## START Input material

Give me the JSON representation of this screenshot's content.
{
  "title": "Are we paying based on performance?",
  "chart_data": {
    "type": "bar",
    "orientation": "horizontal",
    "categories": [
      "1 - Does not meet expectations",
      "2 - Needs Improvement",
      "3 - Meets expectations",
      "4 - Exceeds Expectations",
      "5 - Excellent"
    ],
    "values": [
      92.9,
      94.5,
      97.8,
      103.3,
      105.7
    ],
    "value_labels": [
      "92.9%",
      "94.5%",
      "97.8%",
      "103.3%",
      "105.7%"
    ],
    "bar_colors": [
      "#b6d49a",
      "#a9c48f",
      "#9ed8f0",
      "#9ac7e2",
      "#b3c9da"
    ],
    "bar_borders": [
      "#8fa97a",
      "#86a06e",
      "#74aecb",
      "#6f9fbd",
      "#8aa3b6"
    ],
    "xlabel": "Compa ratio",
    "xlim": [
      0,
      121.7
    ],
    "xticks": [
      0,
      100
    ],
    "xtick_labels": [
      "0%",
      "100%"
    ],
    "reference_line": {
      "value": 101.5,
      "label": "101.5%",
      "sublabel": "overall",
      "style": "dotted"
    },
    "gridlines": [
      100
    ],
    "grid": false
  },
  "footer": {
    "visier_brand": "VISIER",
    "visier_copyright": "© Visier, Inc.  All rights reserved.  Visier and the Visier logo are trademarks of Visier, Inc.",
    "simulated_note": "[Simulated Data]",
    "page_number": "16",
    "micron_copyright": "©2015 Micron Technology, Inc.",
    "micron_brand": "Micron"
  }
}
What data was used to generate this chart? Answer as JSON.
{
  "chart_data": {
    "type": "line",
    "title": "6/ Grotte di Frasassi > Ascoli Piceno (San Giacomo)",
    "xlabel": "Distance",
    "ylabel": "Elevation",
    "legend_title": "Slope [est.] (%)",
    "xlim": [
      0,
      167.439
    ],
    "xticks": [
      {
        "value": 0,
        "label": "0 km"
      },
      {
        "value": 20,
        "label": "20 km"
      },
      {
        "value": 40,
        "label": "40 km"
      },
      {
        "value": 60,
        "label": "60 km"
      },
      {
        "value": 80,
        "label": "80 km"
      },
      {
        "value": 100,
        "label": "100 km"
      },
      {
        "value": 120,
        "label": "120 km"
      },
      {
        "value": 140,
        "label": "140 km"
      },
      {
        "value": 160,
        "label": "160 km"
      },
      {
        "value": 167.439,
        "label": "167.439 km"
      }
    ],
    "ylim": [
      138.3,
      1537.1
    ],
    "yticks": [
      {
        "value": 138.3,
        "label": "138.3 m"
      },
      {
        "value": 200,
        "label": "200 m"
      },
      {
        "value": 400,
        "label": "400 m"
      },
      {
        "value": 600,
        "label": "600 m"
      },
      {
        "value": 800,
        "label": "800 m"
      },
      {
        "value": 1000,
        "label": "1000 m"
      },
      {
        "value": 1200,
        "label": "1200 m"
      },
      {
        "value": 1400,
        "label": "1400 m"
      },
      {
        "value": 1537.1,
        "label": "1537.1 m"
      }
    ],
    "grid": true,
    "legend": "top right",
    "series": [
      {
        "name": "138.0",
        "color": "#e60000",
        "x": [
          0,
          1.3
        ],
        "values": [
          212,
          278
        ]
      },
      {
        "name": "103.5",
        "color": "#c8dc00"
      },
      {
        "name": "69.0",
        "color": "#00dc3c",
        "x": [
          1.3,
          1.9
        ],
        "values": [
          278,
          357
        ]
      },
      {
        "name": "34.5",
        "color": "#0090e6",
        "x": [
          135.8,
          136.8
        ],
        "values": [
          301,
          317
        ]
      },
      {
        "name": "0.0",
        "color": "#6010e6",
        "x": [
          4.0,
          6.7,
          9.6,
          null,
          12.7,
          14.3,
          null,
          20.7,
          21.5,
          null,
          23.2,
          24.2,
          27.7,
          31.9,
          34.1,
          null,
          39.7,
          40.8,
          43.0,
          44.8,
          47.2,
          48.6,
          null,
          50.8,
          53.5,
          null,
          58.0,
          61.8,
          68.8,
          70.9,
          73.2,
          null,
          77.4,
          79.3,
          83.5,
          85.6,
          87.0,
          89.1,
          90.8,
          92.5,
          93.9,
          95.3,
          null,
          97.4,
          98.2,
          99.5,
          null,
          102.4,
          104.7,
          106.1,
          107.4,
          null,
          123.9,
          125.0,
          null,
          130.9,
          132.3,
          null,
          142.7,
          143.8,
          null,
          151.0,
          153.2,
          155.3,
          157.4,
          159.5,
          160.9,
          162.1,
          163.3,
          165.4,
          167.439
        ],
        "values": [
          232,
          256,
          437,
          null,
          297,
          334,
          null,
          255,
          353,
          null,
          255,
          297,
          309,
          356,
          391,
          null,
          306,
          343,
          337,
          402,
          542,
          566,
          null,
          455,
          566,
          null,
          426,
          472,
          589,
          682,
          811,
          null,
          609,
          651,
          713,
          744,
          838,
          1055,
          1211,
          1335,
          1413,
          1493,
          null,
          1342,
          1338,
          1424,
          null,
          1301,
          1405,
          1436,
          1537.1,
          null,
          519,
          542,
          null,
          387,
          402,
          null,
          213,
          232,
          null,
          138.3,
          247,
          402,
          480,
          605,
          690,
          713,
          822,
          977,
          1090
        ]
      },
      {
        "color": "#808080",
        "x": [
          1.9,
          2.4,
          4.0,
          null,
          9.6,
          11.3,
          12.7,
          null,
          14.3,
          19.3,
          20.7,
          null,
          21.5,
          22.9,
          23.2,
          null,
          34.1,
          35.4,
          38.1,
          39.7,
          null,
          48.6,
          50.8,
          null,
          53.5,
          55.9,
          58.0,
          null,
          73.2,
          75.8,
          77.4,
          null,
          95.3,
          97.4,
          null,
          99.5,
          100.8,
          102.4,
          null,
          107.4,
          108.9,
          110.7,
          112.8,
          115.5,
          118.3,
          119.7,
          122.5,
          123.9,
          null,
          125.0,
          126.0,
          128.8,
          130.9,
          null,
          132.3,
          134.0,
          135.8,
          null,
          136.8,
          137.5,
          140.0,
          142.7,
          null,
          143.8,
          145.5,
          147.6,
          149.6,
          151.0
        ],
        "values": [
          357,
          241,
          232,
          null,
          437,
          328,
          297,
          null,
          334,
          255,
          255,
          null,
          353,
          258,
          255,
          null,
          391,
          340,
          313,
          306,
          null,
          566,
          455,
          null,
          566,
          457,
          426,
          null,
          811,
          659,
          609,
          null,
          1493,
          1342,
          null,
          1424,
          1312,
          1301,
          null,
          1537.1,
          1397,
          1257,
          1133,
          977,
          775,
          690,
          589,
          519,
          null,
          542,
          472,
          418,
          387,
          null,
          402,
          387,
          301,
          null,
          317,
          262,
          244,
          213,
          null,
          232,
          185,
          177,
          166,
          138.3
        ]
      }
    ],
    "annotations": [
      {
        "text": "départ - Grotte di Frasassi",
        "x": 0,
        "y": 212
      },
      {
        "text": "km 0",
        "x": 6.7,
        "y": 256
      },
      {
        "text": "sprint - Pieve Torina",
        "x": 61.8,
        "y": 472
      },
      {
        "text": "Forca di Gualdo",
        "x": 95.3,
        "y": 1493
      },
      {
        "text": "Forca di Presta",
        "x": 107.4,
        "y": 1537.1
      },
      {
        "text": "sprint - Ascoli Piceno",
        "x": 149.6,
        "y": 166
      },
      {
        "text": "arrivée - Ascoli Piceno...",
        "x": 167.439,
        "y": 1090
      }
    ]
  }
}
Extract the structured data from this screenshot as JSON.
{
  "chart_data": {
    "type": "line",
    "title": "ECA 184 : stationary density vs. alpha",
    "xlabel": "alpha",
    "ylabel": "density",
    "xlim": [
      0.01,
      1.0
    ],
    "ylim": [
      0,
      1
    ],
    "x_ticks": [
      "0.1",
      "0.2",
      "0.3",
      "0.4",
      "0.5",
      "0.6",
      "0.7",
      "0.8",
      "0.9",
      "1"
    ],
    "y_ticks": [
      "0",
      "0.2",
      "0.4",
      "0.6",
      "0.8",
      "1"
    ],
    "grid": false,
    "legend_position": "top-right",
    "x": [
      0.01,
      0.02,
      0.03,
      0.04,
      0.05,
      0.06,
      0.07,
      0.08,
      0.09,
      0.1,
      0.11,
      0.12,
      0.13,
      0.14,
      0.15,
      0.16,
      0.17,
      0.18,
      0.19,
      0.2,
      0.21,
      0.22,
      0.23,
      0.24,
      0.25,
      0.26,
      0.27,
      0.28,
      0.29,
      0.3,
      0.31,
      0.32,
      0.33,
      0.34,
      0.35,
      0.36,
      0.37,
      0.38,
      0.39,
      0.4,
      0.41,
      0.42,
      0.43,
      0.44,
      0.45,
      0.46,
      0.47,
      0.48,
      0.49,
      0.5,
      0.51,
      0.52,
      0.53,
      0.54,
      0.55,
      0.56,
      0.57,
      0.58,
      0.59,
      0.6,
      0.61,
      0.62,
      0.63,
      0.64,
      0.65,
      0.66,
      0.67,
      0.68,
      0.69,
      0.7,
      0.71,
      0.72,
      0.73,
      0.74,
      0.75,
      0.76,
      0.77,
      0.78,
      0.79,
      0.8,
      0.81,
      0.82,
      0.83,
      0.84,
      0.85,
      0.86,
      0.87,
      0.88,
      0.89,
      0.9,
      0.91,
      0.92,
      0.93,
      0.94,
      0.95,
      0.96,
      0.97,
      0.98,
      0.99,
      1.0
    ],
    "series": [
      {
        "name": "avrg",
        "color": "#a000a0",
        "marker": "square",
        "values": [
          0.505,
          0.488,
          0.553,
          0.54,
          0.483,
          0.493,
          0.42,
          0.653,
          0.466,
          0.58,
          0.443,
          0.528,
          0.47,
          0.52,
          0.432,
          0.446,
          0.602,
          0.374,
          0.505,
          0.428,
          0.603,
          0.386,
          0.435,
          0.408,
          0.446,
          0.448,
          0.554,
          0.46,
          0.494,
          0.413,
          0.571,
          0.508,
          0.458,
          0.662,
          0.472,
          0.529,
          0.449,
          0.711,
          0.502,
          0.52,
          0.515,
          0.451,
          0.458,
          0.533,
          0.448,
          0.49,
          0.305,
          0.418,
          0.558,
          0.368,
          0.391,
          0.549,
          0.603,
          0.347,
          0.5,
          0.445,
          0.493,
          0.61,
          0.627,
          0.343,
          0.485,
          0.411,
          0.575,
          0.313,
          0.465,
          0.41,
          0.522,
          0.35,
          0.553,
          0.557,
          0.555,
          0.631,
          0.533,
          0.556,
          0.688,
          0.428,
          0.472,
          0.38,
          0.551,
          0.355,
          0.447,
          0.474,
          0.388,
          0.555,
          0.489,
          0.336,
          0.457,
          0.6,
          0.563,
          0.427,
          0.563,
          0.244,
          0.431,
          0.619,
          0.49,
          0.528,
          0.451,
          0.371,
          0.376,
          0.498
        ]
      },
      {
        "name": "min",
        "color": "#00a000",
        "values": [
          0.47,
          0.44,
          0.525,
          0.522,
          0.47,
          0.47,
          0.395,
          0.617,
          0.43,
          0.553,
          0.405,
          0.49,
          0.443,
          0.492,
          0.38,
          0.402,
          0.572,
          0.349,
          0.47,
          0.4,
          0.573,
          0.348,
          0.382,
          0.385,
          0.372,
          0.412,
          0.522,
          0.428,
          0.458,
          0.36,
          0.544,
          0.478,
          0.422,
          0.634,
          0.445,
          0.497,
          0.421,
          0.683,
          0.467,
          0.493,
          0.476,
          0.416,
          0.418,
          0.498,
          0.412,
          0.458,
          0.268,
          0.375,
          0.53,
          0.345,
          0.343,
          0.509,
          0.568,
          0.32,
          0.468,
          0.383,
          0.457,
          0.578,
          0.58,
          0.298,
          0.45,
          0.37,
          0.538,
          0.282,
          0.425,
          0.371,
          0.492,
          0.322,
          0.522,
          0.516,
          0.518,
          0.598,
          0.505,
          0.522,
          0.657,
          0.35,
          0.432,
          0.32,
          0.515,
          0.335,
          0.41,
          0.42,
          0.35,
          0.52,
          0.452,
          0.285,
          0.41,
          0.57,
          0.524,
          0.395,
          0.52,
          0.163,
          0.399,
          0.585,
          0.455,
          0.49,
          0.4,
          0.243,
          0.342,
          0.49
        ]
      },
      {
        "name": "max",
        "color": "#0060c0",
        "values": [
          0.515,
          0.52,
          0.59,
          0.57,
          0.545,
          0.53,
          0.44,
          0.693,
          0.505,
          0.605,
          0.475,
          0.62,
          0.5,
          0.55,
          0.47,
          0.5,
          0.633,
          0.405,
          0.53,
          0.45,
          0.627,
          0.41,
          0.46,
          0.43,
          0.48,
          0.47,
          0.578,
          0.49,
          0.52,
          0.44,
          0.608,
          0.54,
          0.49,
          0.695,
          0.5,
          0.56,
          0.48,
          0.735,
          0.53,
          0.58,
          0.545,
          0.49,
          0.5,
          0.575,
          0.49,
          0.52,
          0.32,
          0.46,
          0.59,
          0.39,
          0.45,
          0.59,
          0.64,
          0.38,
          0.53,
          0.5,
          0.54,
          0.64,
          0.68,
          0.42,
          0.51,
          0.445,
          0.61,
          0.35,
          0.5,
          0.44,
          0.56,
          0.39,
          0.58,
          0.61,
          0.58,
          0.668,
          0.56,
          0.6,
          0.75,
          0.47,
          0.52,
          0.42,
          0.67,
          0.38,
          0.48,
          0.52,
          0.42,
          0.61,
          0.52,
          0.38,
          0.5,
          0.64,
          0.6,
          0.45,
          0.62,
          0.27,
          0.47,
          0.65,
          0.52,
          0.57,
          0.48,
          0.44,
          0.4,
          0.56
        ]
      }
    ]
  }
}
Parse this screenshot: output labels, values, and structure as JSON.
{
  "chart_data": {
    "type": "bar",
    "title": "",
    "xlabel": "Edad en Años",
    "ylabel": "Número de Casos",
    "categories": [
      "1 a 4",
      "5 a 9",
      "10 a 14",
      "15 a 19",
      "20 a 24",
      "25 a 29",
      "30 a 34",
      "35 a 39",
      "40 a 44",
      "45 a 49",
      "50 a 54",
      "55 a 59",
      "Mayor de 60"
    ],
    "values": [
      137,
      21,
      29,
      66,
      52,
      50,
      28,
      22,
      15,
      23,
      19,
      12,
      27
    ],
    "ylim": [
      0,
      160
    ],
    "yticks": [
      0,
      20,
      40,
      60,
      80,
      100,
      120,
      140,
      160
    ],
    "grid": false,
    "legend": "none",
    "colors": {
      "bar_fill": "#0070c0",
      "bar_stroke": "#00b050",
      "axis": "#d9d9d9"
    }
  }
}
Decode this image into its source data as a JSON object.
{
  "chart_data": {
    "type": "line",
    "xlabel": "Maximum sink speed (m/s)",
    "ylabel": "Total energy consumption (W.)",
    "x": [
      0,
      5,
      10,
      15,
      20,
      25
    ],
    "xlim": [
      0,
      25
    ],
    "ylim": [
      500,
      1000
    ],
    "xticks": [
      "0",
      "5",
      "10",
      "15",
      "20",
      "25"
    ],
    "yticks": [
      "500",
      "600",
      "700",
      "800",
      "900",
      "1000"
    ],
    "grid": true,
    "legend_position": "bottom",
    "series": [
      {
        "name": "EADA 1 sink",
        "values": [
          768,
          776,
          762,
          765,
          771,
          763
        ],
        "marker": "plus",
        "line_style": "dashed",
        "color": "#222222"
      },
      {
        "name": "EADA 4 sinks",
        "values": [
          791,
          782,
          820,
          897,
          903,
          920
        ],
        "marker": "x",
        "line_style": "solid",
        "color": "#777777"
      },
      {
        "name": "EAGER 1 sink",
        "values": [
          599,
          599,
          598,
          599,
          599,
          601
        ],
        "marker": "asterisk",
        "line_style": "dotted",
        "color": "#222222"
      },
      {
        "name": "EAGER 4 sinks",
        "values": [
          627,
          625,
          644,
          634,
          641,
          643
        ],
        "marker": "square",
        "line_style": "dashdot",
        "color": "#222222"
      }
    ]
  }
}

## END Input material

Instruction: Take every line above carrying "density" and return it.

Result for this exercise:
    "title": "ECA 184 : stationary density vs. alpha",
    "ylabel": "density",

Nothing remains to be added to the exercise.